AIM OF THE EXERCISE: Every record should be written out exactly, with the pictures left out.

Stored entries
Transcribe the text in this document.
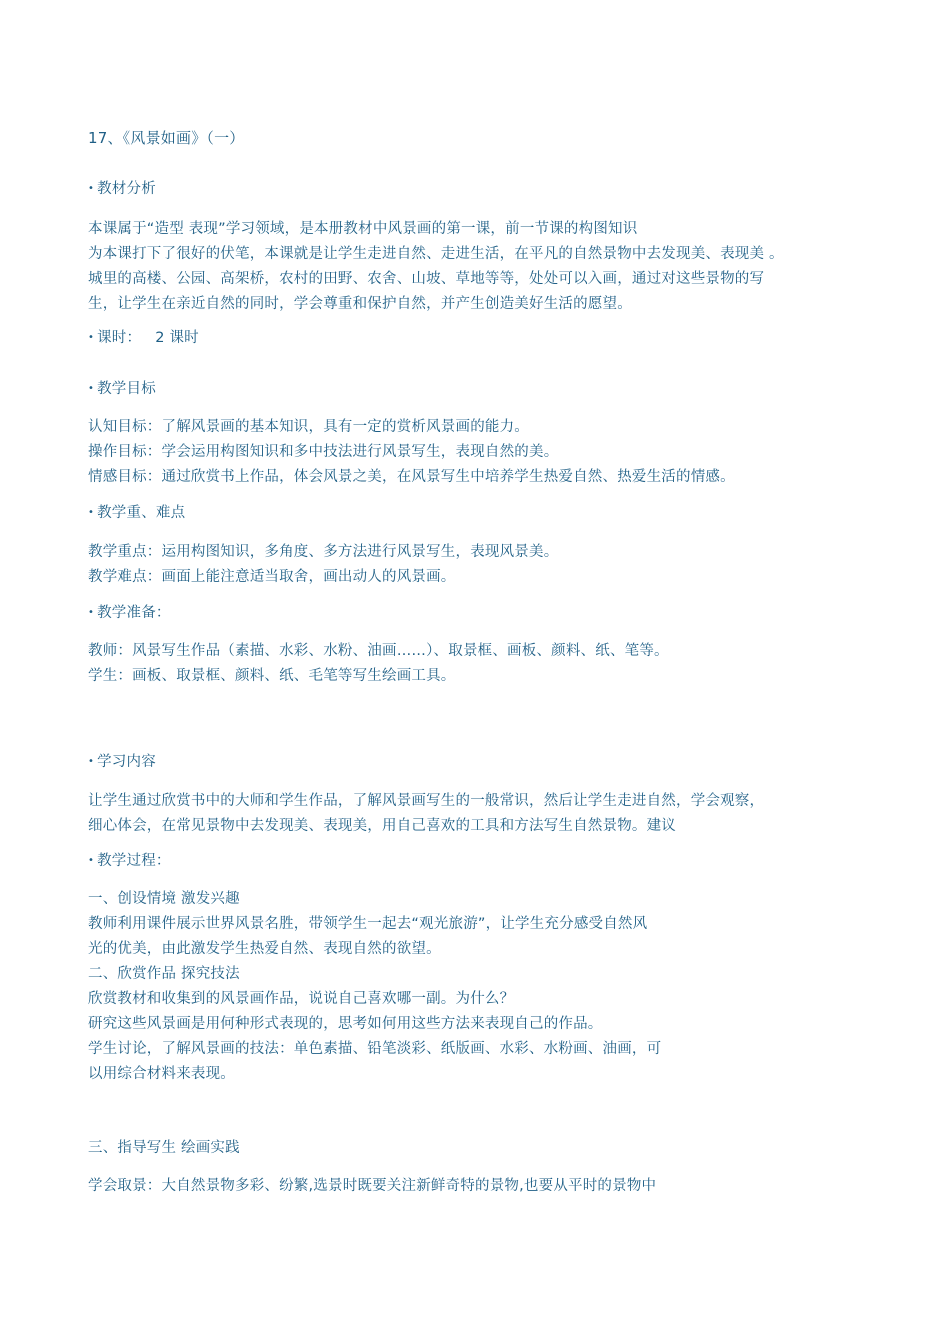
17、《风景如画》（一）
• 教材分析
本课属于“造型 表现”学习领域，是本册教材中风景画的第一课，前一节课的构图知识
为本课打下了很好的伏笔，本课就是让学生走进自然、走进生活，在平凡的自然景物中去发现美、表现美 。
城里的高楼、公园、高架桥，农村的田野、农舍、山坡、草地等等，处处可以入画，通过对这些景物的写
生，让学生在亲近自然的同时，学会尊重和保护自然，并产生创造美好生活的愿望。
• 课时： 2 课时
• 教学目标
认知目标：了解风景画的基本知识，具有一定的赏析风景画的能力。
操作目标：学会运用构图知识和多中技法进行风景写生，表现自然的美。
情感目标：通过欣赏书上作品，体会风景之美，在风景写生中培养学生热爱自然、热爱生活的情感。
• 教学重、难点
教学重点：运用构图知识，多角度、多方法进行风景写生，表现风景美。
教学难点：画面上能注意适当取舍，画出动人的风景画。
• 教学准备：
教师：风景写生作品（素描、水彩、水粉、油画……）、取景框、画板、颜料、纸、笔等。
学生：画板、取景框、颜料、纸、毛笔等写生绘画工具。
• 学习内容
让学生通过欣赏书中的大师和学生作品，了解风景画写生的一般常识，然后让学生走进自然，学会观察，
细心体会，在常见景物中去发现美、表现美，用自己喜欢的工具和方法写生自然景物。建议
• 教学过程：
一、创设情境 激发兴趣
教师利用课件展示世界风景名胜，带领学生一起去“观光旅游”，让学生充分感受自然风
光的优美，由此激发学生热爱自然、表现自然的欲望。
二、欣赏作品 探究技法
欣赏教材和收集到的风景画作品，说说自己喜欢哪一副。为什么？
研究这些风景画是用何种形式表现的，思考如何用这些方法来表现自己的作品。
学生讨论，了解风景画的技法：单色素描、铅笔淡彩、纸版画、水彩、水粉画、油画，可
以用综合材料来表现。
三、指导写生 绘画实践
学会取景：大自然景物多彩、纷繁,选景时既要关注新鲜奇特的景物,也要从平时的景物中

FINAL ANSWER:
Transcribe the text in this document.
17、《风景如画》（一）
• 教材分析
本课属于“造型 表现”学习领域，是本册教材中风景画的第一课，前一节课的构图知识
为本课打下了很好的伏笔，本课就是让学生走进自然、走进生活，在平凡的自然景物中去发现美、表现美 。
城里的高楼、公园、高架桥，农村的田野、农舍、山坡、草地等等，处处可以入画，通过对这些景物的写
生，让学生在亲近自然的同时，学会尊重和保护自然，并产生创造美好生活的愿望。
• 课时： 2 课时
• 教学目标
认知目标：了解风景画的基本知识，具有一定的赏析风景画的能力。
操作目标：学会运用构图知识和多中技法进行风景写生，表现自然的美。
情感目标：通过欣赏书上作品，体会风景之美，在风景写生中培养学生热爱自然、热爱生活的情感。
• 教学重、难点
教学重点：运用构图知识，多角度、多方法进行风景写生，表现风景美。
教学难点：画面上能注意适当取舍，画出动人的风景画。
• 教学准备：
教师：风景写生作品（素描、水彩、水粉、油画……）、取景框、画板、颜料、纸、笔等。
学生：画板、取景框、颜料、纸、毛笔等写生绘画工具。
• 学习内容
让学生通过欣赏书中的大师和学生作品，了解风景画写生的一般常识，然后让学生走进自然，学会观察，
细心体会，在常见景物中去发现美、表现美，用自己喜欢的工具和方法写生自然景物。建议
• 教学过程：
一、创设情境 激发兴趣
教师利用课件展示世界风景名胜，带领学生一起去“观光旅游”，让学生充分感受自然风
光的优美，由此激发学生热爱自然、表现自然的欲望。
二、欣赏作品 探究技法
欣赏教材和收集到的风景画作品，说说自己喜欢哪一副。为什么？
研究这些风景画是用何种形式表现的，思考如何用这些方法来表现自己的作品。
学生讨论，了解风景画的技法：单色素描、铅笔淡彩、纸版画、水彩、水粉画、油画，可
以用综合材料来表现。
三、指导写生 绘画实践
学会取景：大自然景物多彩、纷繁,选景时既要关注新鲜奇特的景物,也要从平时的景物中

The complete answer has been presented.